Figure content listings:
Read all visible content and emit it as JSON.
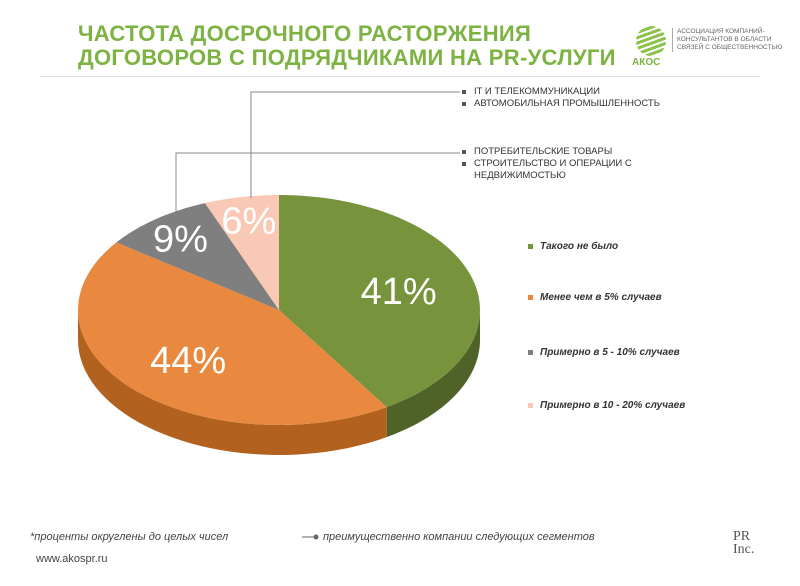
{
  "title": {
    "line1": "ЧАСТОТА ДОСРОЧНОГО РАСТОРЖЕНИЯ",
    "line2": "ДОГОВОРОВ С ПОДРЯДЧИКАМИ НА PR-УСЛУГИ"
  },
  "logo": {
    "name": "АКОС",
    "text": "АССОЦИАЦИЯ КОМПАНИЙ-КОНСУЛЬТАНТОВ В ОБЛАСТИ СВЯЗЕЙ С ОБЩЕСТВЕННОСТЬЮ"
  },
  "segments_top": [
    "IT И ТЕЛЕКОММУНИКАЦИИ",
    "АВТОМОБИЛЬНАЯ ПРОМЫШЛЕННОСТЬ"
  ],
  "segments_mid": [
    "ПОТРЕБИТЕЛЬСКИЕ ТОВАРЫ",
    "СТРОИТЕЛЬСТВО И ОПЕРАЦИИ С НЕДВИЖИМОСТЬЮ"
  ],
  "chart_data": {
    "type": "pie",
    "categories": [
      "Такого не было",
      "Менее чем в 5% случаев",
      "Примерно  в 5 - 10% случаев",
      "Примерно в 10 - 20% случаев"
    ],
    "values": [
      41,
      44,
      9,
      6
    ],
    "labels": [
      "41%",
      "44%",
      "9%",
      "6%"
    ],
    "colors": [
      "#77933c",
      "#e8893f",
      "#7f7f7f",
      "#f9c9b6"
    ],
    "side_colors": [
      "#4f6228",
      "#b3611f",
      "#555555",
      "#c9998a"
    ],
    "legend_position": "right"
  },
  "footer": {
    "note": "*проценты округлены до целых чисел",
    "legend_note": "преимущественно компании следующих сегментов",
    "url": "www.akospr.ru",
    "brand": "PR Inc."
  }
}
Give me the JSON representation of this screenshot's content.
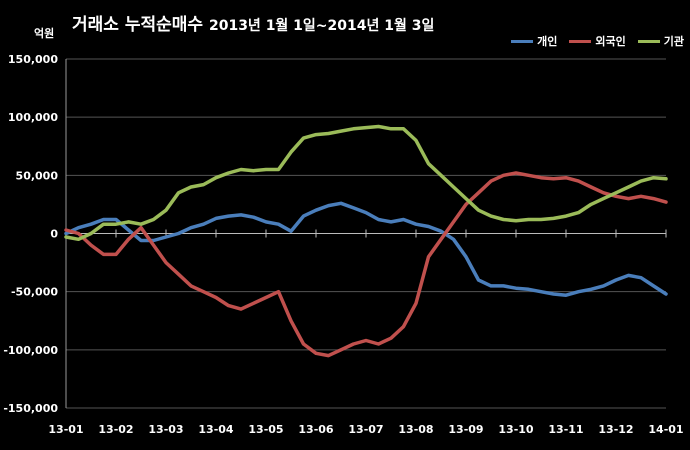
{
  "chart_data": {
    "type": "line",
    "title": "거래소  누적순매수",
    "subtitle": "2013년 1월 1일~2014년 1월 3일",
    "ylabel": "억원",
    "ylim": [
      -150000,
      150000
    ],
    "yticks": [
      "150,000",
      "100,000",
      "50,000",
      "0",
      "-50,000",
      "-100,000",
      "-150,000"
    ],
    "ytick_values": [
      150000,
      100000,
      50000,
      0,
      -50000,
      -100000,
      -150000
    ],
    "categories": [
      "13-01",
      "13-02",
      "13-03",
      "13-04",
      "13-05",
      "13-06",
      "13-07",
      "13-08",
      "13-09",
      "13-10",
      "13-11",
      "13-12",
      "14-01"
    ],
    "grid": true,
    "legend_position": "top-right",
    "x": [
      0,
      0.25,
      0.5,
      0.75,
      1,
      1.25,
      1.5,
      1.75,
      2,
      2.25,
      2.5,
      2.75,
      3,
      3.25,
      3.5,
      3.75,
      4,
      4.25,
      4.5,
      4.75,
      5,
      5.25,
      5.5,
      5.75,
      6,
      6.25,
      6.5,
      6.75,
      7,
      7.25,
      7.5,
      7.75,
      8,
      8.25,
      8.5,
      8.75,
      9,
      9.25,
      9.5,
      9.75,
      10,
      10.25,
      10.5,
      10.75,
      11,
      11.25,
      11.5,
      11.75,
      12
    ],
    "series": [
      {
        "name": "개인",
        "color": "#4a7ebb",
        "values": [
          0,
          5000,
          8000,
          12000,
          12000,
          3000,
          -6000,
          -6000,
          -3000,
          0,
          5000,
          8000,
          13000,
          15000,
          16000,
          14000,
          10000,
          8000,
          2000,
          15000,
          20000,
          24000,
          26000,
          22000,
          18000,
          12000,
          10000,
          12000,
          8000,
          6000,
          2000,
          -5000,
          -20000,
          -40000,
          -45000,
          -45000,
          -47000,
          -48000,
          -50000,
          -52000,
          -53000,
          -50000,
          -48000,
          -45000,
          -40000,
          -36000,
          -38000,
          -45000,
          -52000
        ]
      },
      {
        "name": "외국인",
        "color": "#c0504d",
        "values": [
          3000,
          0,
          -10000,
          -18000,
          -18000,
          -5000,
          5000,
          -10000,
          -25000,
          -35000,
          -45000,
          -50000,
          -55000,
          -62000,
          -65000,
          -60000,
          -55000,
          -50000,
          -75000,
          -95000,
          -103000,
          -105000,
          -100000,
          -95000,
          -92000,
          -95000,
          -90000,
          -80000,
          -60000,
          -20000,
          -5000,
          10000,
          25000,
          35000,
          45000,
          50000,
          52000,
          50000,
          48000,
          47000,
          48000,
          45000,
          40000,
          35000,
          32000,
          30000,
          32000,
          30000,
          27000
        ]
      },
      {
        "name": "기관",
        "color": "#9bbb59",
        "values": [
          -3000,
          -5000,
          0,
          8000,
          8000,
          10000,
          8000,
          12000,
          20000,
          35000,
          40000,
          42000,
          48000,
          52000,
          55000,
          54000,
          55000,
          55000,
          70000,
          82000,
          85000,
          86000,
          88000,
          90000,
          91000,
          92000,
          90000,
          90000,
          80000,
          60000,
          50000,
          40000,
          30000,
          20000,
          15000,
          12000,
          11000,
          12000,
          12000,
          13000,
          15000,
          18000,
          25000,
          30000,
          35000,
          40000,
          45000,
          48000,
          47000
        ]
      }
    ]
  }
}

Directive.
Reproduce each entry precisely, dropping only the pictures.

Written response.
Read all visible content and emit it as JSON.
{
  "title": {
    "line1": "ЧАСТОТА ДОСРОЧНОГО РАСТОРЖЕНИЯ",
    "line2": "ДОГОВОРОВ С ПОДРЯДЧИКАМИ НА PR-УСЛУГИ"
  },
  "logo": {
    "name": "АКОС",
    "text": "АССОЦИАЦИЯ КОМПАНИЙ-КОНСУЛЬТАНТОВ В ОБЛАСТИ СВЯЗЕЙ С ОБЩЕСТВЕННОСТЬЮ"
  },
  "segments_top": [
    "IT И ТЕЛЕКОММУНИКАЦИИ",
    "АВТОМОБИЛЬНАЯ ПРОМЫШЛЕННОСТЬ"
  ],
  "segments_mid": [
    "ПОТРЕБИТЕЛЬСКИЕ ТОВАРЫ",
    "СТРОИТЕЛЬСТВО И ОПЕРАЦИИ С НЕДВИЖИМОСТЬЮ"
  ],
  "chart_data": {
    "type": "pie",
    "categories": [
      "Такого не было",
      "Менее чем в 5% случаев",
      "Примерно  в 5 - 10% случаев",
      "Примерно в 10 - 20% случаев"
    ],
    "values": [
      41,
      44,
      9,
      6
    ],
    "labels": [
      "41%",
      "44%",
      "9%",
      "6%"
    ],
    "colors": [
      "#77933c",
      "#e8893f",
      "#7f7f7f",
      "#f9c9b6"
    ],
    "side_colors": [
      "#4f6228",
      "#b3611f",
      "#555555",
      "#c9998a"
    ],
    "legend_position": "right"
  },
  "footer": {
    "note": "*проценты округлены до целых чисел",
    "legend_note": "преимущественно компании следующих сегментов",
    "url": "www.akospr.ru",
    "brand": "PR Inc."
  }
}
Give me the JSON representation of this screenshot's content.
{
  "chart_data": {
    "type": "line",
    "title": "거래소  누적순매수",
    "subtitle": "2013년 1월 1일~2014년 1월 3일",
    "ylabel": "억원",
    "ylim": [
      -150000,
      150000
    ],
    "yticks": [
      "150,000",
      "100,000",
      "50,000",
      "0",
      "-50,000",
      "-100,000",
      "-150,000"
    ],
    "ytick_values": [
      150000,
      100000,
      50000,
      0,
      -50000,
      -100000,
      -150000
    ],
    "categories": [
      "13-01",
      "13-02",
      "13-03",
      "13-04",
      "13-05",
      "13-06",
      "13-07",
      "13-08",
      "13-09",
      "13-10",
      "13-11",
      "13-12",
      "14-01"
    ],
    "grid": true,
    "legend_position": "top-right",
    "x": [
      0,
      0.25,
      0.5,
      0.75,
      1,
      1.25,
      1.5,
      1.75,
      2,
      2.25,
      2.5,
      2.75,
      3,
      3.25,
      3.5,
      3.75,
      4,
      4.25,
      4.5,
      4.75,
      5,
      5.25,
      5.5,
      5.75,
      6,
      6.25,
      6.5,
      6.75,
      7,
      7.25,
      7.5,
      7.75,
      8,
      8.25,
      8.5,
      8.75,
      9,
      9.25,
      9.5,
      9.75,
      10,
      10.25,
      10.5,
      10.75,
      11,
      11.25,
      11.5,
      11.75,
      12
    ],
    "series": [
      {
        "name": "개인",
        "color": "#4a7ebb",
        "values": [
          0,
          5000,
          8000,
          12000,
          12000,
          3000,
          -6000,
          -6000,
          -3000,
          0,
          5000,
          8000,
          13000,
          15000,
          16000,
          14000,
          10000,
          8000,
          2000,
          15000,
          20000,
          24000,
          26000,
          22000,
          18000,
          12000,
          10000,
          12000,
          8000,
          6000,
          2000,
          -5000,
          -20000,
          -40000,
          -45000,
          -45000,
          -47000,
          -48000,
          -50000,
          -52000,
          -53000,
          -50000,
          -48000,
          -45000,
          -40000,
          -36000,
          -38000,
          -45000,
          -52000
        ]
      },
      {
        "name": "외국인",
        "color": "#c0504d",
        "values": [
          3000,
          0,
          -10000,
          -18000,
          -18000,
          -5000,
          5000,
          -10000,
          -25000,
          -35000,
          -45000,
          -50000,
          -55000,
          -62000,
          -65000,
          -60000,
          -55000,
          -50000,
          -75000,
          -95000,
          -103000,
          -105000,
          -100000,
          -95000,
          -92000,
          -95000,
          -90000,
          -80000,
          -60000,
          -20000,
          -5000,
          10000,
          25000,
          35000,
          45000,
          50000,
          52000,
          50000,
          48000,
          47000,
          48000,
          45000,
          40000,
          35000,
          32000,
          30000,
          32000,
          30000,
          27000
        ]
      },
      {
        "name": "기관",
        "color": "#9bbb59",
        "values": [
          -3000,
          -5000,
          0,
          8000,
          8000,
          10000,
          8000,
          12000,
          20000,
          35000,
          40000,
          42000,
          48000,
          52000,
          55000,
          54000,
          55000,
          55000,
          70000,
          82000,
          85000,
          86000,
          88000,
          90000,
          91000,
          92000,
          90000,
          90000,
          80000,
          60000,
          50000,
          40000,
          30000,
          20000,
          15000,
          12000,
          11000,
          12000,
          12000,
          13000,
          15000,
          18000,
          25000,
          30000,
          35000,
          40000,
          45000,
          48000,
          47000
        ]
      }
    ]
  }
}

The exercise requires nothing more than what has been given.